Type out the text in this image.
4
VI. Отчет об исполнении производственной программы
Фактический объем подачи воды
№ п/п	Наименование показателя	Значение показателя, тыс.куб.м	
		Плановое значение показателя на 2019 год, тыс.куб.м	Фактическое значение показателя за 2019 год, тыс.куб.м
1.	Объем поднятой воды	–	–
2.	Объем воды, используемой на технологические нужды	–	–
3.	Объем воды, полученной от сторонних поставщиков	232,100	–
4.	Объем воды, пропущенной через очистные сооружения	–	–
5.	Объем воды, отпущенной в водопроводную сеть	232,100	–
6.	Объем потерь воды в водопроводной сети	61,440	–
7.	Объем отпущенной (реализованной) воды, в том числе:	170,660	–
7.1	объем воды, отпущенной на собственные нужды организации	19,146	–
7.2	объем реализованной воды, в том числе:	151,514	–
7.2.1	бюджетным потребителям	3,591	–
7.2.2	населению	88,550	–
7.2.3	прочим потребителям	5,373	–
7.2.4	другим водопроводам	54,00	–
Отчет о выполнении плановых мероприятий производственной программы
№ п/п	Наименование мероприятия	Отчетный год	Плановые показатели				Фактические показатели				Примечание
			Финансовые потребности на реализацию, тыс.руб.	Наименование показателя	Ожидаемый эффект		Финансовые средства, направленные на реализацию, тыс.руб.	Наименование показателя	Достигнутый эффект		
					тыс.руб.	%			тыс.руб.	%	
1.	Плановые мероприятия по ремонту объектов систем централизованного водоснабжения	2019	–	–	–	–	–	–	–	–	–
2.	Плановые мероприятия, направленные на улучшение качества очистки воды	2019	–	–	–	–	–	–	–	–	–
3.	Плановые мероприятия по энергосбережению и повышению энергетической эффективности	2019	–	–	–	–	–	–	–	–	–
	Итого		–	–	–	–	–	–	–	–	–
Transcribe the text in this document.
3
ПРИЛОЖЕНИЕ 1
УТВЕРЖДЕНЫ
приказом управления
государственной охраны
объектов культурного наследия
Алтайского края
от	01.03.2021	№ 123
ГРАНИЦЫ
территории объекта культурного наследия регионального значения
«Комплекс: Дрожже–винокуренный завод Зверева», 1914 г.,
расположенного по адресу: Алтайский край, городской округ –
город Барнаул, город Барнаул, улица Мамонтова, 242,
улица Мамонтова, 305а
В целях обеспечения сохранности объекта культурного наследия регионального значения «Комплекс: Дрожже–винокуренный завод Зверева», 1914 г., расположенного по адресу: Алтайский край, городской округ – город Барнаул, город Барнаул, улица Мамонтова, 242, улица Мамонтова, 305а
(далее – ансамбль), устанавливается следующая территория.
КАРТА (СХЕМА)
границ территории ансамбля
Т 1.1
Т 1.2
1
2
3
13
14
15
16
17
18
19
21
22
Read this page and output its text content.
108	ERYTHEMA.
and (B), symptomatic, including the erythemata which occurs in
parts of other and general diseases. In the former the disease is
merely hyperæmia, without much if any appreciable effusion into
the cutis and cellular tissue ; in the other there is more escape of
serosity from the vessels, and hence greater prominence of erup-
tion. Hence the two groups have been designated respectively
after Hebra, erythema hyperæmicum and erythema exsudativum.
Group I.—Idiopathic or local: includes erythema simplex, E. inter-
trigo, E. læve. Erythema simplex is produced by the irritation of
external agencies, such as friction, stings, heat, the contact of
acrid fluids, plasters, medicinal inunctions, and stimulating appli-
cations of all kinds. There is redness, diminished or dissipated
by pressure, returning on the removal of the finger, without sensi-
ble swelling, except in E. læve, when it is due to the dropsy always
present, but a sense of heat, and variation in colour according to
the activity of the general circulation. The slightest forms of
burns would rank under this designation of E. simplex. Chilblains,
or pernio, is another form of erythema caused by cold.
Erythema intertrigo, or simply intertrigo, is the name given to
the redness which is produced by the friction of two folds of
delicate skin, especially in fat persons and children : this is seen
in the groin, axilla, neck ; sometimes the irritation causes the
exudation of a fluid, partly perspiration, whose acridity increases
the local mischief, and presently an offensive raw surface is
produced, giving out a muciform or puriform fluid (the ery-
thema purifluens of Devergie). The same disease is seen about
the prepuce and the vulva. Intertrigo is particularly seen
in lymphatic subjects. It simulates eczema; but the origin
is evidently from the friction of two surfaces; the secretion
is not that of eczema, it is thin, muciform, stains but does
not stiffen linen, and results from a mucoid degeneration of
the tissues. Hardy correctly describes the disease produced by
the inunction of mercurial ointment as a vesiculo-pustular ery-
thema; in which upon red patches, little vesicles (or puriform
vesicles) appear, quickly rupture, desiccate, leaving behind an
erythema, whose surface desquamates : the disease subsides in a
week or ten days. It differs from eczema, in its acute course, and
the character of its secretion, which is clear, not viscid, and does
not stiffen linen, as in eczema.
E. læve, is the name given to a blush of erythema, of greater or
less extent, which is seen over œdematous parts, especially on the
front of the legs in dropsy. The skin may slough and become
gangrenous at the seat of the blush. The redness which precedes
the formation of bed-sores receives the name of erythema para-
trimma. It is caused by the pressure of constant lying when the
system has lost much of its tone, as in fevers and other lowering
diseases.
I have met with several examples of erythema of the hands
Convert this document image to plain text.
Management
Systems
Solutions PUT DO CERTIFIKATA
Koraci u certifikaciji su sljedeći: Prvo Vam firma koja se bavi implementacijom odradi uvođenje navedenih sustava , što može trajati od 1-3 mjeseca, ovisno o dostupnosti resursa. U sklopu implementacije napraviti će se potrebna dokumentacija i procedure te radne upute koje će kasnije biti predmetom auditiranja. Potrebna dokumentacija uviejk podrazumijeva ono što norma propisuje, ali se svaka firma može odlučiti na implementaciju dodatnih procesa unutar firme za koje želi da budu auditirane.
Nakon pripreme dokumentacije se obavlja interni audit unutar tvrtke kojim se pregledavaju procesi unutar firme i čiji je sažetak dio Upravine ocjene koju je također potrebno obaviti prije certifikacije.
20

.....

WRITTEN REQUEST:
Please repeat the listing above in full and exactly.

EXERCISE ANSWER:
Type out the text in this image.
4
VI. Отчет об исполнении производственной программы
Фактический объем подачи воды
№ п/п	Наименование показателя	Значение показателя, тыс.куб.м	
		Плановое значение показателя на 2019 год, тыс.куб.м	Фактическое значение показателя за 2019 год, тыс.куб.м
1.	Объем поднятой воды	–	–
2.	Объем воды, используемой на технологические нужды	–	–
3.	Объем воды, полученной от сторонних поставщиков	232,100	–
4.	Объем воды, пропущенной через очистные сооружения	–	–
5.	Объем воды, отпущенной в водопроводную сеть	232,100	–
6.	Объем потерь воды в водопроводной сети	61,440	–
7.	Объем отпущенной (реализованной) воды, в том числе:	170,660	–
7.1	объем воды, отпущенной на собственные нужды организации	19,146	–
7.2	объем реализованной воды, в том числе:	151,514	–
7.2.1	бюджетным потребителям	3,591	–
7.2.2	населению	88,550	–
7.2.3	прочим потребителям	5,373	–
7.2.4	другим водопроводам	54,00	–
Отчет о выполнении плановых мероприятий производственной программы
№ п/п	Наименование мероприятия	Отчетный год	Плановые показатели				Фактические показатели				Примечание
			Финансовые потребности на реализацию, тыс.руб.	Наименование показателя	Ожидаемый эффект		Финансовые средства, направленные на реализацию, тыс.руб.	Наименование показателя	Достигнутый эффект		
					тыс.руб.	%			тыс.руб.	%	
1.	Плановые мероприятия по ремонту объектов систем централизованного водоснабжения	2019	–	–	–	–	–	–	–	–	–
2.	Плановые мероприятия, направленные на улучшение качества очистки воды	2019	–	–	–	–	–	–	–	–	–
3.	Плановые мероприятия по энергосбережению и повышению энергетической эффективности	2019	–	–	–	–	–	–	–	–	–
	Итого		–	–	–	–	–	–	–	–	–
Transcribe the text in this document.
3
ПРИЛОЖЕНИЕ 1
УТВЕРЖДЕНЫ
приказом управления
государственной охраны
объектов культурного наследия
Алтайского края
от	01.03.2021	№ 123
ГРАНИЦЫ
территории объекта культурного наследия регионального значения
«Комплекс: Дрожже–винокуренный завод Зверева», 1914 г.,
расположенного по адресу: Алтайский край, городской округ –
город Барнаул, город Барнаул, улица Мамонтова, 242,
улица Мамонтова, 305а
В целях обеспечения сохранности объекта культурного наследия регионального значения «Комплекс: Дрожже–винокуренный завод Зверева», 1914 г., расположенного по адресу: Алтайский край, городской округ – город Барнаул, город Барнаул, улица Мамонтова, 242, улица Мамонтова, 305а
(далее – ансамбль), устанавливается следующая территория.
КАРТА (СХЕМА)
границ территории ансамбля
Т 1.1
Т 1.2
1
2
3
13
14
15
16
17
18
19
21
22
Read this page and output its text content.
108	ERYTHEMA.
and (B), symptomatic, including the erythemata which occurs in
parts of other and general diseases. In the former the disease is
merely hyperæmia, without much if any appreciable effusion into
the cutis and cellular tissue ; in the other there is more escape of
serosity from the vessels, and hence greater prominence of erup-
tion. Hence the two groups have been designated respectively
after Hebra, erythema hyperæmicum and erythema exsudativum.
Group I.—Idiopathic or local: includes erythema simplex, E. inter-
trigo, E. læve. Erythema simplex is produced by the irritation of
external agencies, such as friction, stings, heat, the contact of
acrid fluids, plasters, medicinal inunctions, and stimulating appli-
cations of all kinds. There is redness, diminished or dissipated
by pressure, returning on the removal of the finger, without sensi-
ble swelling, except in E. læve, when it is due to the dropsy always
present, but a sense of heat, and variation in colour according to
the activity of the general circulation. The slightest forms of
burns would rank under this designation of E. simplex. Chilblains,
or pernio, is another form of erythema caused by cold.
Erythema intertrigo, or simply intertrigo, is the name given to
the redness which is produced by the friction of two folds of
delicate skin, especially in fat persons and children : this is seen
in the groin, axilla, neck ; sometimes the irritation causes the
exudation of a fluid, partly perspiration, whose acridity increases
the local mischief, and presently an offensive raw surface is
produced, giving out a muciform or puriform fluid (the ery-
thema purifluens of Devergie). The same disease is seen about
the prepuce and the vulva. Intertrigo is particularly seen
in lymphatic subjects. It simulates eczema; but the origin
is evidently from the friction of two surfaces; the secretion
is not that of eczema, it is thin, muciform, stains but does
not stiffen linen, and results from a mucoid degeneration of
the tissues. Hardy correctly describes the disease produced by
the inunction of mercurial ointment as a vesiculo-pustular ery-
thema; in which upon red patches, little vesicles (or puriform
vesicles) appear, quickly rupture, desiccate, leaving behind an
erythema, whose surface desquamates : the disease subsides in a
week or ten days. It differs from eczema, in its acute course, and
the character of its secretion, which is clear, not viscid, and does
not stiffen linen, as in eczema.
E. læve, is the name given to a blush of erythema, of greater or
less extent, which is seen over œdematous parts, especially on the
front of the legs in dropsy. The skin may slough and become
gangrenous at the seat of the blush. The redness which precedes
the formation of bed-sores receives the name of erythema para-
trimma. It is caused by the pressure of constant lying when the
system has lost much of its tone, as in fevers and other lowering
diseases.
I have met with several examples of erythema of the hands
Convert this document image to plain text.
Management
Systems
Solutions PUT DO CERTIFIKATA
Koraci u certifikaciji su sljedeći: Prvo Vam firma koja se bavi implementacijom odradi uvođenje navedenih sustava , što može trajati od 1-3 mjeseca, ovisno o dostupnosti resursa. U sklopu implementacije napraviti će se potrebna dokumentacija i procedure te radne upute koje će kasnije biti predmetom auditiranja. Potrebna dokumentacija uviejk podrazumijeva ono što norma propisuje, ali se svaka firma može odlučiti na implementaciju dodatnih procesa unutar firme za koje želi da budu auditirane.
Nakon pripreme dokumentacije se obavlja interni audit unutar tvrtke kojim se pregledavaju procesi unutar firme i čiji je sažetak dio Upravine ocjene koju je također potrebno obaviti prije certifikacije.
20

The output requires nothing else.